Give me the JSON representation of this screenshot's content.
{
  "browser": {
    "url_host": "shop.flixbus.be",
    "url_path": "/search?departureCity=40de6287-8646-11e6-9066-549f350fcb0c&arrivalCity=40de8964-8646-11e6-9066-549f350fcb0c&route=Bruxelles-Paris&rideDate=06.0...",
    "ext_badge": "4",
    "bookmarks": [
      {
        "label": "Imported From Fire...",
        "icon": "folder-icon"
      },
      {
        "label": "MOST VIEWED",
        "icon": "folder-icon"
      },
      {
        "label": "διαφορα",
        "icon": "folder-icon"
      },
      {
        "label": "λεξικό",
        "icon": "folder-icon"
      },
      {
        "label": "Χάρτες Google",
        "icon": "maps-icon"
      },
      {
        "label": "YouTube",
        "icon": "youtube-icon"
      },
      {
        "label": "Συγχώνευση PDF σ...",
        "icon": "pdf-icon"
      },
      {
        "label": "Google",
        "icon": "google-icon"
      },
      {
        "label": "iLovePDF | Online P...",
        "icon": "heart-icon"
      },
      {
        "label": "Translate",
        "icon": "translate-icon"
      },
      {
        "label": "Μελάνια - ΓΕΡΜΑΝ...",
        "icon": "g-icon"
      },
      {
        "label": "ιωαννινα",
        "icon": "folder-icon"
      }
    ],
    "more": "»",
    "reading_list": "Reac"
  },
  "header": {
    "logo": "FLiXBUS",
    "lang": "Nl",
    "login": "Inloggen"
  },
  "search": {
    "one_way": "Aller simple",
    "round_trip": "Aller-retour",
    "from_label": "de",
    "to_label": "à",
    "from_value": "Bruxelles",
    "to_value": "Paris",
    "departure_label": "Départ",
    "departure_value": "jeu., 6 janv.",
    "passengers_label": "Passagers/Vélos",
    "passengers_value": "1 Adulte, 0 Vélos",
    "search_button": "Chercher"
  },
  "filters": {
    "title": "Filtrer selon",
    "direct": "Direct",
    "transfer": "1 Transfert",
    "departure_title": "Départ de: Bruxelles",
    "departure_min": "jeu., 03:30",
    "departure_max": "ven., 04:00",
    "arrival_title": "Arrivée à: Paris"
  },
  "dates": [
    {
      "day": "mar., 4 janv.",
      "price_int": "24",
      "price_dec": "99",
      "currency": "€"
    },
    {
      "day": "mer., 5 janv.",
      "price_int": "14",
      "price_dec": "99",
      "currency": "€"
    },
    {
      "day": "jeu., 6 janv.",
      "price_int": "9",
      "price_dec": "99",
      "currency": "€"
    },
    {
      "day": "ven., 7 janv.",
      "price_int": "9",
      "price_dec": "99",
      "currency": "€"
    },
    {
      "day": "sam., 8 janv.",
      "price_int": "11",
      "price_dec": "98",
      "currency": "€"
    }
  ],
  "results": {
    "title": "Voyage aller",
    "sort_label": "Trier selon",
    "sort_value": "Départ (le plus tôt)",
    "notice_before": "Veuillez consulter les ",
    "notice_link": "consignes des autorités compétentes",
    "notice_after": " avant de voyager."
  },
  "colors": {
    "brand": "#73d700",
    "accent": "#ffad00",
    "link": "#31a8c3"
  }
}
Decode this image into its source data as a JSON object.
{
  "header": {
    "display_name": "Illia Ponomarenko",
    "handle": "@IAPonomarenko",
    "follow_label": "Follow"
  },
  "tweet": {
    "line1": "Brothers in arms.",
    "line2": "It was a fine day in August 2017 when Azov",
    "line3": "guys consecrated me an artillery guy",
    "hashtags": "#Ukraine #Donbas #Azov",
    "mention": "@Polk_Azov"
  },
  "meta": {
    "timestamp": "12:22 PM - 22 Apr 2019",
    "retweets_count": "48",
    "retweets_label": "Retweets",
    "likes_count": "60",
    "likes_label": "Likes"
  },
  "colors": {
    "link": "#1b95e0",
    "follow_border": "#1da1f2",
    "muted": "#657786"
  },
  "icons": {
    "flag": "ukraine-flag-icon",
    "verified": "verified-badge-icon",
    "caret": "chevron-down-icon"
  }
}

...

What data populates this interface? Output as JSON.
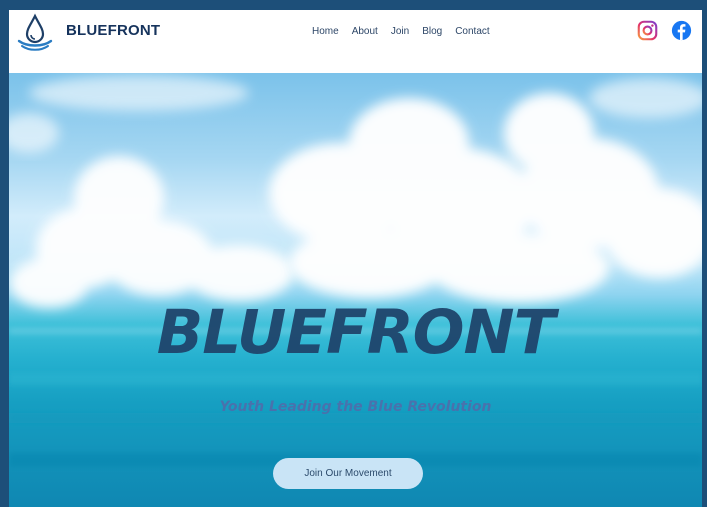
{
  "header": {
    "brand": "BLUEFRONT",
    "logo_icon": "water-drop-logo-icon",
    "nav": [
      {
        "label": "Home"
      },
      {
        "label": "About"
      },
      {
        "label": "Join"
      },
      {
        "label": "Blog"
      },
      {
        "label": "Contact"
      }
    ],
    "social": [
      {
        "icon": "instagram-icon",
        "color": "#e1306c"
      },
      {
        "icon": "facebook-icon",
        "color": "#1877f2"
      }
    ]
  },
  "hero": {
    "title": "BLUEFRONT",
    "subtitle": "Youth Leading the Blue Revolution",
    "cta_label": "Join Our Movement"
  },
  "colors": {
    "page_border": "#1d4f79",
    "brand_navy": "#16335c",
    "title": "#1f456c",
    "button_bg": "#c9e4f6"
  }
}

DIRECTIONS: Pull out and copy each line containing the string "janv".

SOLUTION TO THIS PROBLEM:
    "departure_value": "jeu., 6 janv.",
      "day": "mar., 4 janv.",
      "day": "mer., 5 janv.",
      "day": "jeu., 6 janv.",
      "day": "ven., 7 janv.",
      "day": "sam., 8 janv.",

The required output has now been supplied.